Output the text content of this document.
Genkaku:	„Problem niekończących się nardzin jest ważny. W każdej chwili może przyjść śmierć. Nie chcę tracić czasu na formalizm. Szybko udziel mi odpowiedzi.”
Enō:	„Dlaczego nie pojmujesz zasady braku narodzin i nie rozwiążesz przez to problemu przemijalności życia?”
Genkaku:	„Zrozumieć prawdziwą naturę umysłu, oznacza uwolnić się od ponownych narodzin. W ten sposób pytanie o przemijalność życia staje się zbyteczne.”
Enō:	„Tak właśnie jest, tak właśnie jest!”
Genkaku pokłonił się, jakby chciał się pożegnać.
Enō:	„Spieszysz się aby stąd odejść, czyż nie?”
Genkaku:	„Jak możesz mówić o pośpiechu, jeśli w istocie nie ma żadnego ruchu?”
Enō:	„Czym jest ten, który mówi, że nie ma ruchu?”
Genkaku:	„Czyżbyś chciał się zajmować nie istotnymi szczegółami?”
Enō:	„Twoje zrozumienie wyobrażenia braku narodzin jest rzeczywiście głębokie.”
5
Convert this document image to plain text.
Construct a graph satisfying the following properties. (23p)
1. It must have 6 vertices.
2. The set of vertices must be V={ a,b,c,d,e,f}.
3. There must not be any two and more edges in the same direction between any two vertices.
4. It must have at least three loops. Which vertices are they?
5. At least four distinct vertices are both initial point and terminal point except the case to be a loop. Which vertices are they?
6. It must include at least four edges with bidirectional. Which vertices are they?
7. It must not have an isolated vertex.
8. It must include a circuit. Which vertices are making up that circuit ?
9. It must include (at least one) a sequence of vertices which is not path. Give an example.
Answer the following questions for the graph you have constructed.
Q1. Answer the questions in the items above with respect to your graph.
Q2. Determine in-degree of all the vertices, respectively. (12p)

◆ Exercise details:
Repeat each record in full; every line must match exactly.

◆ Output of the task:
Output the text content of this document.
Genkaku:	„Problem niekończących się nardzin jest ważny. W każdej chwili może przyjść śmierć. Nie chcę tracić czasu na formalizm. Szybko udziel mi odpowiedzi.”
Enō:	„Dlaczego nie pojmujesz zasady braku narodzin i nie rozwiążesz przez to problemu przemijalności życia?”
Genkaku:	„Zrozumieć prawdziwą naturę umysłu, oznacza uwolnić się od ponownych narodzin. W ten sposób pytanie o przemijalność życia staje się zbyteczne.”
Enō:	„Tak właśnie jest, tak właśnie jest!”
Genkaku pokłonił się, jakby chciał się pożegnać.
Enō:	„Spieszysz się aby stąd odejść, czyż nie?”
Genkaku:	„Jak możesz mówić o pośpiechu, jeśli w istocie nie ma żadnego ruchu?”
Enō:	„Czym jest ten, który mówi, że nie ma ruchu?”
Genkaku:	„Czyżbyś chciał się zajmować nie istotnymi szczegółami?”
Enō:	„Twoje zrozumienie wyobrażenia braku narodzin jest rzeczywiście głębokie.”
5
Convert this document image to plain text.
Construct a graph satisfying the following properties. (23p)
1. It must have 6 vertices.
2. The set of vertices must be V={ a,b,c,d,e,f}.
3. There must not be any two and more edges in the same direction between any two vertices.
4. It must have at least three loops. Which vertices are they?
5. At least four distinct vertices are both initial point and terminal point except the case to be a loop. Which vertices are they?
6. It must include at least four edges with bidirectional. Which vertices are they?
7. It must not have an isolated vertex.
8. It must include a circuit. Which vertices are making up that circuit ?
9. It must include (at least one) a sequence of vertices which is not path. Give an example.
Answer the following questions for the graph you have constructed.
Q1. Answer the questions in the items above with respect to your graph.
Q2. Determine in-degree of all the vertices, respectively. (12p)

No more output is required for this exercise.